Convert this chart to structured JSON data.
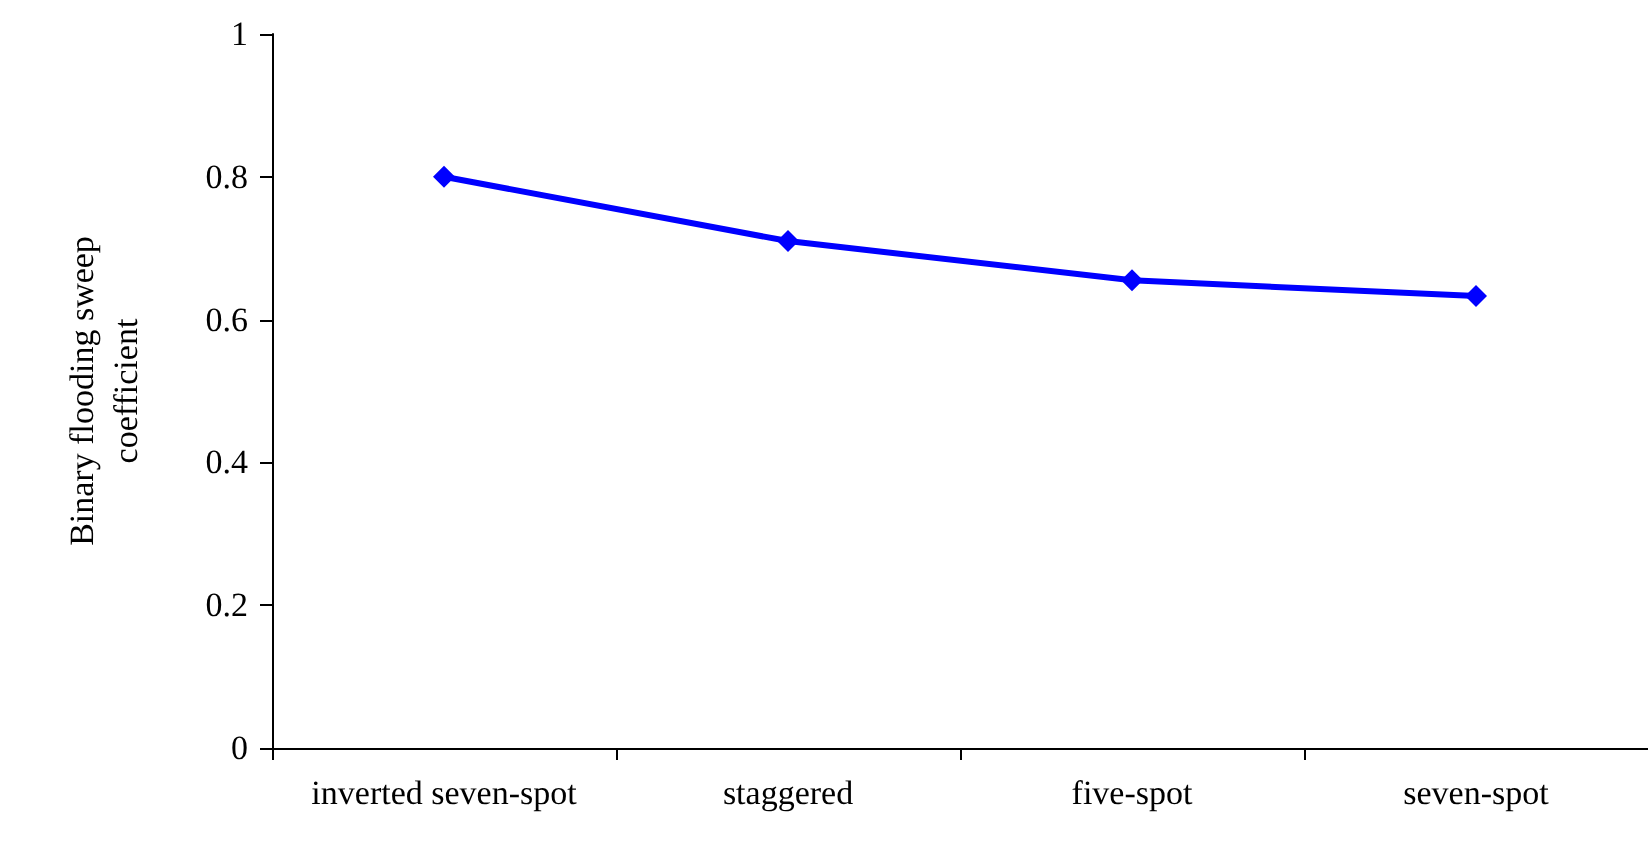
{
  "chart_data": {
    "type": "line",
    "ylabel": "Binary flooding sweep\ncoefficient",
    "categories": [
      "inverted seven-spot",
      "staggered",
      "five-spot",
      "seven-spot"
    ],
    "series": [
      {
        "color": "#0000ff",
        "values": [
          0.8,
          0.71,
          0.655,
          0.633
        ]
      }
    ],
    "ylim": [
      0,
      1
    ],
    "yticks": [
      0,
      0.2,
      0.4,
      0.6,
      0.8,
      1
    ],
    "marker": "diamond",
    "line_style": "solid"
  }
}
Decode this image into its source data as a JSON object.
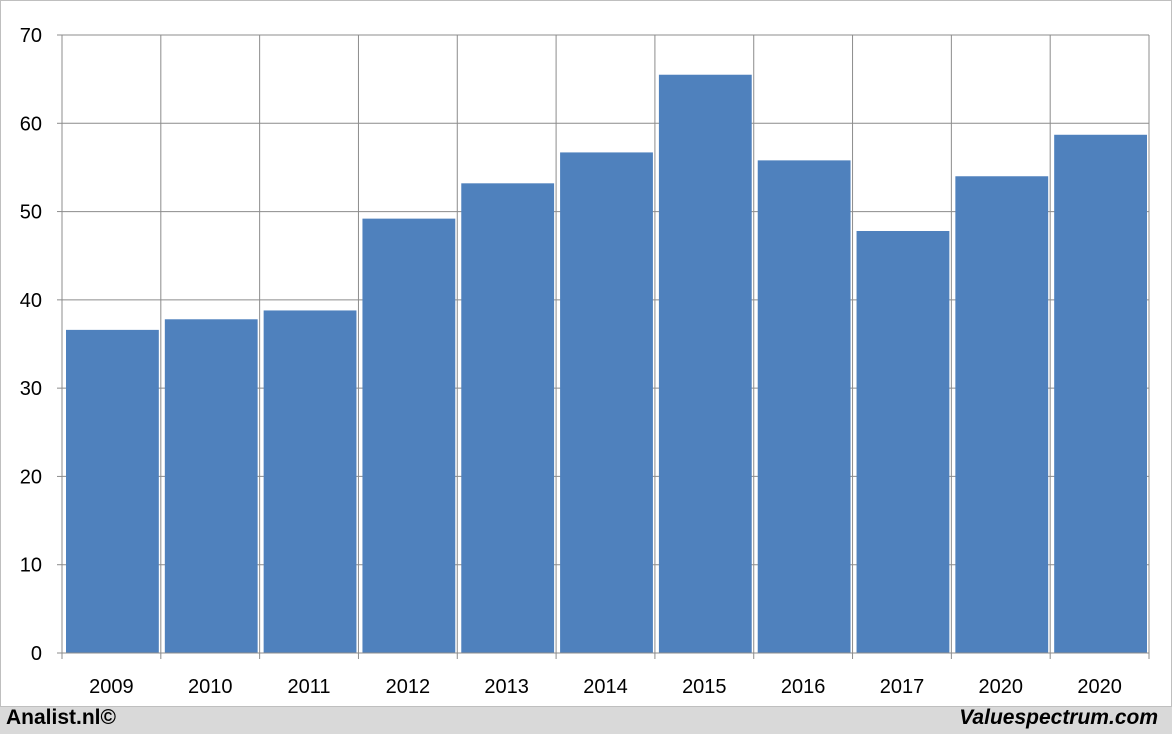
{
  "chart_data": {
    "type": "bar",
    "title": "",
    "xlabel": "",
    "ylabel": "",
    "categories": [
      "2009",
      "2010",
      "2011",
      "2012",
      "2013",
      "2014",
      "2015",
      "2016",
      "2017",
      "2020",
      "2020"
    ],
    "values": [
      36.6,
      37.8,
      38.8,
      49.2,
      53.2,
      56.7,
      65.5,
      55.8,
      47.8,
      54.0,
      58.7
    ],
    "ylim": [
      0,
      70
    ],
    "yticks": [
      0,
      10,
      20,
      30,
      40,
      50,
      60,
      70
    ],
    "grid": true,
    "legend": "none",
    "bar_color": "#4f81bd",
    "grid_color": "#8c8c8c"
  },
  "footer": {
    "source_left": "Analist.nl©",
    "source_right": "Valuespectrum.com"
  }
}
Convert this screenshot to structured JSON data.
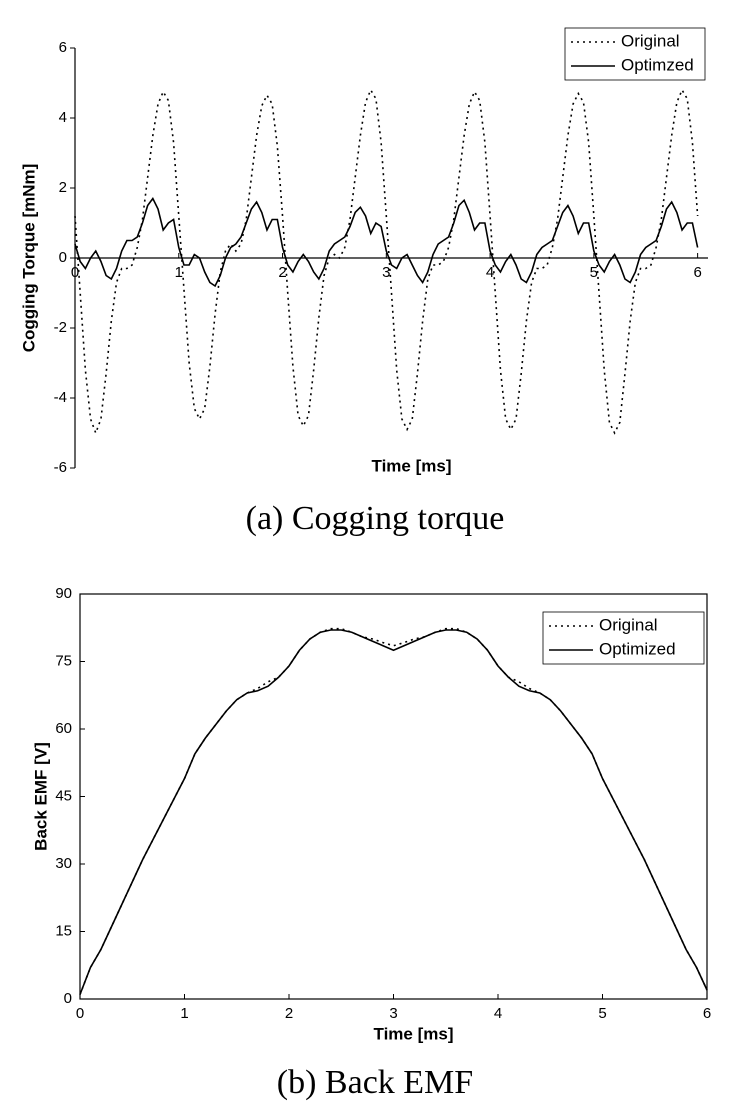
{
  "chart_data": [
    {
      "type": "line",
      "caption": "(a)  Cogging  torque",
      "x_label": "Time [ms]",
      "y_label": "Cogging Torque [mNm]",
      "x": [
        0,
        0.05,
        0.1,
        0.15,
        0.2,
        0.25,
        0.3,
        0.35,
        0.4,
        0.45,
        0.5,
        0.55,
        0.6,
        0.65,
        0.7,
        0.75,
        0.8,
        0.85,
        0.9,
        0.95,
        1,
        1.05,
        1.1,
        1.15,
        1.2,
        1.25,
        1.3,
        1.35,
        1.4,
        1.45,
        1.5,
        1.55,
        1.6,
        1.65,
        1.7,
        1.75,
        1.8,
        1.85,
        1.9,
        1.95,
        2,
        2.05,
        2.1,
        2.15,
        2.2,
        2.25,
        2.3,
        2.35,
        2.4,
        2.45,
        2.5,
        2.55,
        2.6,
        2.65,
        2.7,
        2.75,
        2.8,
        2.85,
        2.9,
        2.95,
        3,
        3.05,
        3.1,
        3.15,
        3.2,
        3.25,
        3.3,
        3.35,
        3.4,
        3.45,
        3.5,
        3.55,
        3.6,
        3.65,
        3.7,
        3.75,
        3.8,
        3.85,
        3.9,
        3.95,
        4,
        4.05,
        4.1,
        4.15,
        4.2,
        4.25,
        4.3,
        4.35,
        4.4,
        4.45,
        4.5,
        4.55,
        4.6,
        4.65,
        4.7,
        4.75,
        4.8,
        4.85,
        4.9,
        4.95,
        5,
        5.05,
        5.1,
        5.15,
        5.2,
        5.25,
        5.3,
        5.35,
        5.4,
        5.45,
        5.5,
        5.55,
        5.6,
        5.65,
        5.7,
        5.75,
        5.8,
        5.85,
        5.9,
        5.95,
        6
      ],
      "series": [
        {
          "name": "Original",
          "color": "#000000",
          "style": "dotted",
          "values": [
            1.2,
            -1.0,
            -3.2,
            -4.6,
            -5.0,
            -4.6,
            -3.3,
            -1.8,
            -0.7,
            -0.3,
            -0.3,
            -0.2,
            0.3,
            1.1,
            2.3,
            3.5,
            4.4,
            4.75,
            4.5,
            3.3,
            1.2,
            -0.9,
            -3.0,
            -4.3,
            -4.6,
            -4.3,
            -3.1,
            -1.6,
            -0.4,
            0.2,
            0.4,
            0.2,
            0.4,
            1.1,
            2.3,
            3.5,
            4.35,
            4.65,
            4.4,
            3.2,
            1.2,
            -1.0,
            -3.1,
            -4.5,
            -4.8,
            -4.5,
            -3.2,
            -1.7,
            -0.5,
            0.0,
            0.1,
            0.0,
            0.3,
            1.1,
            2.3,
            3.5,
            4.45,
            4.8,
            4.55,
            3.3,
            1.2,
            -1.0,
            -3.2,
            -4.6,
            -4.9,
            -4.6,
            -3.3,
            -1.8,
            -0.6,
            -0.2,
            -0.2,
            -0.1,
            0.3,
            1.1,
            2.3,
            3.5,
            4.4,
            4.75,
            4.5,
            3.3,
            1.2,
            -1.0,
            -3.2,
            -4.6,
            -4.9,
            -4.6,
            -3.3,
            -1.8,
            -0.7,
            -0.3,
            -0.3,
            -0.2,
            0.3,
            1.1,
            2.3,
            3.5,
            4.4,
            4.7,
            4.45,
            3.3,
            1.2,
            -1.0,
            -3.2,
            -4.7,
            -5.0,
            -4.7,
            -3.3,
            -1.8,
            -0.7,
            -0.3,
            -0.3,
            -0.2,
            0.3,
            1.1,
            2.3,
            3.5,
            4.45,
            4.8,
            4.55,
            3.3,
            1.2
          ]
        },
        {
          "name": "Optimzed",
          "color": "#000000",
          "style": "solid",
          "values": [
            0.4,
            -0.1,
            -0.3,
            0.0,
            0.2,
            -0.1,
            -0.5,
            -0.6,
            -0.3,
            0.2,
            0.5,
            0.5,
            0.6,
            1.0,
            1.5,
            1.7,
            1.4,
            0.8,
            1.0,
            1.1,
            0.3,
            -0.2,
            -0.2,
            0.1,
            0.0,
            -0.4,
            -0.7,
            -0.8,
            -0.5,
            0.0,
            0.3,
            0.4,
            0.6,
            1.0,
            1.4,
            1.6,
            1.3,
            0.8,
            1.1,
            1.1,
            0.3,
            -0.2,
            -0.4,
            -0.1,
            0.1,
            -0.1,
            -0.4,
            -0.6,
            -0.3,
            0.2,
            0.4,
            0.5,
            0.6,
            0.9,
            1.3,
            1.45,
            1.2,
            0.7,
            1.0,
            0.9,
            0.2,
            -0.2,
            -0.3,
            0.0,
            0.1,
            -0.2,
            -0.5,
            -0.7,
            -0.4,
            0.1,
            0.4,
            0.5,
            0.6,
            1.0,
            1.5,
            1.65,
            1.3,
            0.8,
            1.0,
            1.0,
            0.2,
            -0.2,
            -0.4,
            -0.1,
            0.1,
            -0.2,
            -0.6,
            -0.7,
            -0.4,
            0.1,
            0.3,
            0.4,
            0.5,
            0.9,
            1.3,
            1.5,
            1.2,
            0.7,
            1.0,
            1.0,
            0.2,
            -0.2,
            -0.4,
            -0.1,
            0.1,
            -0.2,
            -0.6,
            -0.7,
            -0.4,
            0.1,
            0.3,
            0.4,
            0.5,
            0.9,
            1.4,
            1.6,
            1.3,
            0.8,
            1.0,
            1.0,
            0.3
          ]
        }
      ],
      "xlim": [
        0,
        6.1
      ],
      "ylim": [
        -6,
        6
      ],
      "xticks": [
        0,
        1,
        2,
        3,
        4,
        5,
        6
      ],
      "yticks": [
        -6,
        -4,
        -2,
        0,
        2,
        4,
        6
      ],
      "frame": false,
      "legend": "upper right"
    },
    {
      "type": "line",
      "caption": "(b)  Back  EMF",
      "x_label": "Time [ms]",
      "y_label": "Back EMF [V]",
      "x": [
        0,
        0.1,
        0.2,
        0.3,
        0.4,
        0.5,
        0.6,
        0.7,
        0.8,
        0.9,
        1,
        1.1,
        1.2,
        1.3,
        1.4,
        1.5,
        1.6,
        1.7,
        1.8,
        1.9,
        2,
        2.1,
        2.2,
        2.3,
        2.4,
        2.5,
        2.6,
        2.7,
        2.8,
        2.9,
        3,
        3.1,
        3.2,
        3.3,
        3.4,
        3.5,
        3.6,
        3.7,
        3.8,
        3.9,
        4,
        4.1,
        4.2,
        4.3,
        4.4,
        4.5,
        4.6,
        4.7,
        4.8,
        4.9,
        5,
        5.1,
        5.2,
        5.3,
        5.4,
        5.5,
        5.6,
        5.7,
        5.8,
        5.9,
        6
      ],
      "series": [
        {
          "name": "Original",
          "color": "#000000",
          "style": "dotted",
          "values": [
            1,
            7,
            11,
            16,
            21,
            26,
            31,
            35.5,
            40,
            44.5,
            49,
            54.5,
            58,
            61,
            64,
            66.5,
            68,
            69,
            70.5,
            71.5,
            74,
            77.5,
            80,
            81.5,
            82.3,
            82.3,
            81.5,
            80.5,
            80,
            79.2,
            78.5,
            79.2,
            80,
            80.5,
            81.5,
            82.3,
            82.3,
            81.5,
            80,
            77.5,
            74,
            71.5,
            70.5,
            69,
            68,
            66.5,
            64,
            61,
            58,
            54.5,
            49,
            44.5,
            40,
            35.5,
            31,
            26,
            21,
            16,
            11,
            7,
            2
          ]
        },
        {
          "name": "Optimized",
          "color": "#000000",
          "style": "solid",
          "values": [
            1,
            7,
            11,
            16,
            21,
            26,
            31,
            35.5,
            40,
            44.5,
            49,
            54.5,
            58,
            61,
            64,
            66.5,
            68,
            68.5,
            69.5,
            71.5,
            74,
            77.5,
            80,
            81.5,
            82,
            82,
            81.5,
            80.5,
            79.5,
            78.5,
            77.5,
            78.5,
            79.5,
            80.5,
            81.5,
            82,
            82,
            81.5,
            80,
            77.5,
            74,
            71.5,
            69.5,
            68.5,
            68,
            66.5,
            64,
            61,
            58,
            54.5,
            49,
            44.5,
            40,
            35.5,
            31,
            26,
            21,
            16,
            11,
            7,
            2
          ]
        }
      ],
      "xlim": [
        0,
        6
      ],
      "ylim": [
        0,
        90
      ],
      "xticks": [
        0,
        1,
        2,
        3,
        4,
        5,
        6
      ],
      "yticks": [
        0,
        15,
        30,
        45,
        60,
        75,
        90
      ],
      "frame": true,
      "legend": "upper right"
    }
  ]
}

PROBLEM STATEMENT: In the records above, how many lines include "name"? Give that number and nothing more.

FINAL ANSWER: 4